Repeat the material in full. Keep every line exactly as it is.

======== Material provided

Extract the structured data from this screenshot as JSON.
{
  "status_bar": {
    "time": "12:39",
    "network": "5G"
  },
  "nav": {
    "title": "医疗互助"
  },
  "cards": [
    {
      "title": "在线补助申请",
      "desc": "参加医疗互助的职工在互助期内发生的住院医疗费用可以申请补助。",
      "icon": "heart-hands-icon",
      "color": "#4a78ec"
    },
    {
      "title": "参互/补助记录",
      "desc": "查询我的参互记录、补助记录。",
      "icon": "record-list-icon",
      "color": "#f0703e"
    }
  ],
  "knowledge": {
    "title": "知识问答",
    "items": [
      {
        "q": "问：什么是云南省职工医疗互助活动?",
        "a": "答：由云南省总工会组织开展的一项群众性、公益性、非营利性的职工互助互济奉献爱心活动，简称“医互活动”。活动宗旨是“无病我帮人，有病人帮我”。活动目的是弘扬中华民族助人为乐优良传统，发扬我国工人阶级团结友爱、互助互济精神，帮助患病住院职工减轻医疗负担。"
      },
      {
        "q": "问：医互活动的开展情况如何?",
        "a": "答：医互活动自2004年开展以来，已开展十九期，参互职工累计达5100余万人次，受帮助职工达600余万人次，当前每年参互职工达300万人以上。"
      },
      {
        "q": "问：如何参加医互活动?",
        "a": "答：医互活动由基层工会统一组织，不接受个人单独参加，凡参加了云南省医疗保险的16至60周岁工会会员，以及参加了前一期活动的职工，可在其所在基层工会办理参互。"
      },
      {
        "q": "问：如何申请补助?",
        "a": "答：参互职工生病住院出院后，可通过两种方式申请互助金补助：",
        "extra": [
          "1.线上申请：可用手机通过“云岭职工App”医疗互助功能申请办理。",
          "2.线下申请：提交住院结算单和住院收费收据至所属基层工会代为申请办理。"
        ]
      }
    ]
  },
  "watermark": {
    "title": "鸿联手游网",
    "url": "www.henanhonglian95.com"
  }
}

================

[Written solution]
Extract the structured data from this screenshot as JSON.
{
  "status_bar": {
    "time": "12:39",
    "network": "5G"
  },
  "nav": {
    "title": "医疗互助"
  },
  "cards": [
    {
      "title": "在线补助申请",
      "desc": "参加医疗互助的职工在互助期内发生的住院医疗费用可以申请补助。",
      "icon": "heart-hands-icon",
      "color": "#4a78ec"
    },
    {
      "title": "参互/补助记录",
      "desc": "查询我的参互记录、补助记录。",
      "icon": "record-list-icon",
      "color": "#f0703e"
    }
  ],
  "knowledge": {
    "title": "知识问答",
    "items": [
      {
        "q": "问：什么是云南省职工医疗互助活动?",
        "a": "答：由云南省总工会组织开展的一项群众性、公益性、非营利性的职工互助互济奉献爱心活动，简称“医互活动”。活动宗旨是“无病我帮人，有病人帮我”。活动目的是弘扬中华民族助人为乐优良传统，发扬我国工人阶级团结友爱、互助互济精神，帮助患病住院职工减轻医疗负担。"
      },
      {
        "q": "问：医互活动的开展情况如何?",
        "a": "答：医互活动自2004年开展以来，已开展十九期，参互职工累计达5100余万人次，受帮助职工达600余万人次，当前每年参互职工达300万人以上。"
      },
      {
        "q": "问：如何参加医互活动?",
        "a": "答：医互活动由基层工会统一组织，不接受个人单独参加，凡参加了云南省医疗保险的16至60周岁工会会员，以及参加了前一期活动的职工，可在其所在基层工会办理参互。"
      },
      {
        "q": "问：如何申请补助?",
        "a": "答：参互职工生病住院出院后，可通过两种方式申请互助金补助：",
        "extra": [
          "1.线上申请：可用手机通过“云岭职工App”医疗互助功能申请办理。",
          "2.线下申请：提交住院结算单和住院收费收据至所属基层工会代为申请办理。"
        ]
      }
    ]
  },
  "watermark": {
    "title": "鸿联手游网",
    "url": "www.henanhonglian95.com"
  }
}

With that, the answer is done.